** start **

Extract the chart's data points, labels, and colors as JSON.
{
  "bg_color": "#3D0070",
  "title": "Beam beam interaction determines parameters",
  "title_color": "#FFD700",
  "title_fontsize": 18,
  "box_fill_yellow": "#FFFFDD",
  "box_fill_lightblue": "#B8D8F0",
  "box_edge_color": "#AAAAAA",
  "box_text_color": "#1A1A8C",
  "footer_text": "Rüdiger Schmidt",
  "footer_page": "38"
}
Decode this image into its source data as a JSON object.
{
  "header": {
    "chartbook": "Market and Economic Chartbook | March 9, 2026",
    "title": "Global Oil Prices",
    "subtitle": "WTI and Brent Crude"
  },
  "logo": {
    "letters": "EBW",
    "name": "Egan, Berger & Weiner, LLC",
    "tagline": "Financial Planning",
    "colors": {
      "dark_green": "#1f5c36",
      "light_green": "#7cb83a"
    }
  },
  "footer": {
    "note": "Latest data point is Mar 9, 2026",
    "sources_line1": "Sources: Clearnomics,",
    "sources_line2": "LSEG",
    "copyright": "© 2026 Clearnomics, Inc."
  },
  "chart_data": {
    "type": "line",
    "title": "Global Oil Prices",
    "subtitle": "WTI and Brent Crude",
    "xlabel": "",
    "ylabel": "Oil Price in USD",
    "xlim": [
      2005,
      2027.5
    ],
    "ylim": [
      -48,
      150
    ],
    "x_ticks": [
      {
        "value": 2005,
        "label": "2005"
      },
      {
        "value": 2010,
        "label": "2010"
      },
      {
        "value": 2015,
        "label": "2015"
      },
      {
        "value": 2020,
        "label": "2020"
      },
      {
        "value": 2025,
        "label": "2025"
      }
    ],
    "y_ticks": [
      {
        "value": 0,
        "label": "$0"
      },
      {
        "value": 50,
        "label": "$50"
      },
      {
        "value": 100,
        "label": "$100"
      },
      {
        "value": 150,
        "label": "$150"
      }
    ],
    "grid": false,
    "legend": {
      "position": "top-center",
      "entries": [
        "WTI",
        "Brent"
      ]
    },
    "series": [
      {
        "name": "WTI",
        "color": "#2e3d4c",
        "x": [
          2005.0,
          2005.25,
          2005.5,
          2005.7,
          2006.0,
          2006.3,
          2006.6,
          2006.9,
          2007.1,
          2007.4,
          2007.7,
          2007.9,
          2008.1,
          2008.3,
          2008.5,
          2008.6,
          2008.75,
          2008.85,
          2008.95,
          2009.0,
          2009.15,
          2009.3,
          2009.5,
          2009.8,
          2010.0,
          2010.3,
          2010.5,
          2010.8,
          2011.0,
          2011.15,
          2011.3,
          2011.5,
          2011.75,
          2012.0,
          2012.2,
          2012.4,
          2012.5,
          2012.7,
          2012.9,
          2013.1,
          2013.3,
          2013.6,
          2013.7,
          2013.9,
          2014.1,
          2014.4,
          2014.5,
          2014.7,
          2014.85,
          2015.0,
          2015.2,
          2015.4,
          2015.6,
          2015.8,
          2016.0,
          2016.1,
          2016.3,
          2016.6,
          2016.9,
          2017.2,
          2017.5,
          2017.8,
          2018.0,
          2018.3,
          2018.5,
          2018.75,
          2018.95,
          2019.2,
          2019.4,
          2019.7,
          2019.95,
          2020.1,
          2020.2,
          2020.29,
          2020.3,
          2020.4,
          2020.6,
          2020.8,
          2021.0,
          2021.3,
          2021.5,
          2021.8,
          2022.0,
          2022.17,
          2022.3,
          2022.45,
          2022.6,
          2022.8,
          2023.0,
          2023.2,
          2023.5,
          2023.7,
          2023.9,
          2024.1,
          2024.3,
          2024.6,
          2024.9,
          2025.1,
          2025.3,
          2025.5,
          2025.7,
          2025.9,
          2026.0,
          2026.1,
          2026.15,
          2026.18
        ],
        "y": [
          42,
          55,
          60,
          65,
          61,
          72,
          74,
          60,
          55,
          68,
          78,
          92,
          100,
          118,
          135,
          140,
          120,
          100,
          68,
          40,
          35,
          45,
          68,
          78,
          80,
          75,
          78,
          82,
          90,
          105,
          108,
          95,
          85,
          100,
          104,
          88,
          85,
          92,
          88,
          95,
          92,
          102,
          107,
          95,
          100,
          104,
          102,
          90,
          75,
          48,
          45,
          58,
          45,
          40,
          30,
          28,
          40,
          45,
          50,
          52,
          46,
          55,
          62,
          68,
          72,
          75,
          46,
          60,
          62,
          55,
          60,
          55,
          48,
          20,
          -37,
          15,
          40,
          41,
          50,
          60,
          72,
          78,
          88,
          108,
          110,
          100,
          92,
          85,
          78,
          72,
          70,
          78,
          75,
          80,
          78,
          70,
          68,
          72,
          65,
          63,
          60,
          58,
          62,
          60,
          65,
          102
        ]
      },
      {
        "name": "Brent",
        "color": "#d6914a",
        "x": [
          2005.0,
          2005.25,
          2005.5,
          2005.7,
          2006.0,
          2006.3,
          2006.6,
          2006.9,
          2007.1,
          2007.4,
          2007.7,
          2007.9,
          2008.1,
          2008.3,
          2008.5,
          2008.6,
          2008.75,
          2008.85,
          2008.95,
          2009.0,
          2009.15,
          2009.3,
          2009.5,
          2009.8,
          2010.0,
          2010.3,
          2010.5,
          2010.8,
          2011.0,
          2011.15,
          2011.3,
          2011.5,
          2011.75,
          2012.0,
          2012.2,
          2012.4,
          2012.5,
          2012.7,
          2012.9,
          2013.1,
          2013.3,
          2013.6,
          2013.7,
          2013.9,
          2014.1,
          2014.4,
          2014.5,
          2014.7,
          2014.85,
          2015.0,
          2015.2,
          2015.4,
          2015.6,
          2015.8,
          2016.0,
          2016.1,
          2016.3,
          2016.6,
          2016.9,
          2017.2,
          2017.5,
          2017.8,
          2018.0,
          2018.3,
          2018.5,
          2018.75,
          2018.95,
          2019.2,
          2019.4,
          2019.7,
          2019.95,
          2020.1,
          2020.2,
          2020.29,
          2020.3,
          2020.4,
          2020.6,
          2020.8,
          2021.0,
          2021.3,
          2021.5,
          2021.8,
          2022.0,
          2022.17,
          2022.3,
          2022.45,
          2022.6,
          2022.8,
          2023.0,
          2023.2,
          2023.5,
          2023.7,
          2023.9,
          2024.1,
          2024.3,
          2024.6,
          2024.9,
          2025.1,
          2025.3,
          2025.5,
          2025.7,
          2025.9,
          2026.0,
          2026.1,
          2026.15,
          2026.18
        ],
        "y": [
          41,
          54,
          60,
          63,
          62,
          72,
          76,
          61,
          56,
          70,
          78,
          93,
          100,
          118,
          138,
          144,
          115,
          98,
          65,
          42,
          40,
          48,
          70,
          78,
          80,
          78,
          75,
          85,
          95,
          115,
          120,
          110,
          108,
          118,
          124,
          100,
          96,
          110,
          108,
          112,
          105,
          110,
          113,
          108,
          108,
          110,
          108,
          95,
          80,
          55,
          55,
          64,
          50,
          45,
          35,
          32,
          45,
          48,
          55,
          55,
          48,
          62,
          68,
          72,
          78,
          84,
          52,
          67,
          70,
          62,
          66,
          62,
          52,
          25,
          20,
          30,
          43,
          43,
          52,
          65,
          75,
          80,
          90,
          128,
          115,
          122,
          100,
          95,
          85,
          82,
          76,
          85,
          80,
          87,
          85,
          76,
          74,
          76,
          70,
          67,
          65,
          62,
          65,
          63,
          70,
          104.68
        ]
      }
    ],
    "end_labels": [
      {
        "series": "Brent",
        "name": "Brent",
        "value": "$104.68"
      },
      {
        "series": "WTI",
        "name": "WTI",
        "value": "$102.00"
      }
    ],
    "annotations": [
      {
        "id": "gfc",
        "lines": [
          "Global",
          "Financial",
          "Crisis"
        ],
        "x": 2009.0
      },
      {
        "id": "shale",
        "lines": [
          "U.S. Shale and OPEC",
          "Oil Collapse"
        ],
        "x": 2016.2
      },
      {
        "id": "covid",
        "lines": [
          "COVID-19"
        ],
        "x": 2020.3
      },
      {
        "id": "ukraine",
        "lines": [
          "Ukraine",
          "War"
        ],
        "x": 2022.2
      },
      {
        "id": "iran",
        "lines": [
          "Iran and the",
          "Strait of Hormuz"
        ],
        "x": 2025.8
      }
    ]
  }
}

** end **

**WHAT TO WORK ON**:
Check each line above for the string "Crude" and report how many lines have it, giving only the number.

**EXERCISE RESULT**:
2